**To be done:** Whenever a line below holds the word "alkalmas", copy that line.

[Extracted records]
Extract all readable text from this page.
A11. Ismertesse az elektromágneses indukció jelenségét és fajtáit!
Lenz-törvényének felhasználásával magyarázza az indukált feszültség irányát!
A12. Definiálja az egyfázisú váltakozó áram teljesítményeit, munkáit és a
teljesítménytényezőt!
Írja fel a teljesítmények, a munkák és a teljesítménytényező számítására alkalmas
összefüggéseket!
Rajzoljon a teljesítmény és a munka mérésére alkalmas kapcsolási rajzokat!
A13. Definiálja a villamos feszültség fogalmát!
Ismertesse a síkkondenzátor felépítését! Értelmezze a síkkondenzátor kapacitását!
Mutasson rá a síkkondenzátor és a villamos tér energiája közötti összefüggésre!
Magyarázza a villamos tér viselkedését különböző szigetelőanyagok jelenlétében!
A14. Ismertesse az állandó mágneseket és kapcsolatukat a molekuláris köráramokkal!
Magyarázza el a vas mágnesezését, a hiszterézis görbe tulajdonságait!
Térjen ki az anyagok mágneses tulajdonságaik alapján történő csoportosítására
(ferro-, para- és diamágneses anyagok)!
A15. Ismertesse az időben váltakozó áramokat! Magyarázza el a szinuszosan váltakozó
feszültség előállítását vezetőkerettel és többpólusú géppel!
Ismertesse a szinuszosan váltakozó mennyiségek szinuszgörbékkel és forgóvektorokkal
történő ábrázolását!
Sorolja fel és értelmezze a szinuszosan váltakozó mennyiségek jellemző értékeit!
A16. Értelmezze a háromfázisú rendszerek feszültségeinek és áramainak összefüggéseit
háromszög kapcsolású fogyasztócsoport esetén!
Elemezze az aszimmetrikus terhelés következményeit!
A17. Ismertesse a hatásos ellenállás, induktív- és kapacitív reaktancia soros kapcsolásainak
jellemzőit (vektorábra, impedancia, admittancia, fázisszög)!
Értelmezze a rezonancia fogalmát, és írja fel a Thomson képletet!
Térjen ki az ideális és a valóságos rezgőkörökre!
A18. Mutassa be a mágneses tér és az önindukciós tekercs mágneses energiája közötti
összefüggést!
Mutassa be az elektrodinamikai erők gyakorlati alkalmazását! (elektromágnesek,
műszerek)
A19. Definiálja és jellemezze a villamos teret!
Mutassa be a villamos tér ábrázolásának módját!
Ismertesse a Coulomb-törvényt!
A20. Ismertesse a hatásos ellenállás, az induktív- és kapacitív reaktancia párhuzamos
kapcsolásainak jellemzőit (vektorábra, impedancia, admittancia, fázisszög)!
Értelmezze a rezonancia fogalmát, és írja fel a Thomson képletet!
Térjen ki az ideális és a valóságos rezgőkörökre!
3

**Reply to the task:**
Írja fel a teljesítmények, a munkák és a teljesítménytényező számítására alkalmas
Rajzoljon a teljesítmény és a munka mérésére alkalmas kapcsolási rajzokat!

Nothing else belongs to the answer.